— START Supplied material —

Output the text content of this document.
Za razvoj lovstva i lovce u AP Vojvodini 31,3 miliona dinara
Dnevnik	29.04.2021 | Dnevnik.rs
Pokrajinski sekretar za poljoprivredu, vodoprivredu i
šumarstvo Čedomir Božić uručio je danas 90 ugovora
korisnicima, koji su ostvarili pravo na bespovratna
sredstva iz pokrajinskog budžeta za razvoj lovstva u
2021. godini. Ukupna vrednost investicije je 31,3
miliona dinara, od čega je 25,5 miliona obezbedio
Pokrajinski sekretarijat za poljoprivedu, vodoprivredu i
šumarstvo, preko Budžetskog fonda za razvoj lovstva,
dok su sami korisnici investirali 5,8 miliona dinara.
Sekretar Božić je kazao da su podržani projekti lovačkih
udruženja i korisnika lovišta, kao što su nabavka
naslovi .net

— END Supplied material —

Given instruction: Retype the material in full. Each word must match.

Full solution:
Output the text content of this document.
Za razvoj lovstva i lovce u AP Vojvodini 31,3 miliona dinara
Dnevnik	29.04.2021 | Dnevnik.rs
Pokrajinski sekretar za poljoprivredu, vodoprivredu i
šumarstvo Čedomir Božić uručio je danas 90 ugovora
korisnicima, koji su ostvarili pravo na bespovratna
sredstva iz pokrajinskog budžeta za razvoj lovstva u
2021. godini. Ukupna vrednost investicije je 31,3
miliona dinara, od čega je 25,5 miliona obezbedio
Pokrajinski sekretarijat za poljoprivedu, vodoprivredu i
šumarstvo, preko Budžetskog fonda za razvoj lovstva,
dok su sami korisnici investirali 5,8 miliona dinara.
Sekretar Božić je kazao da su podržani projekti lovačkih
udruženja i korisnika lovišta, kao što su nabavka
naslovi .net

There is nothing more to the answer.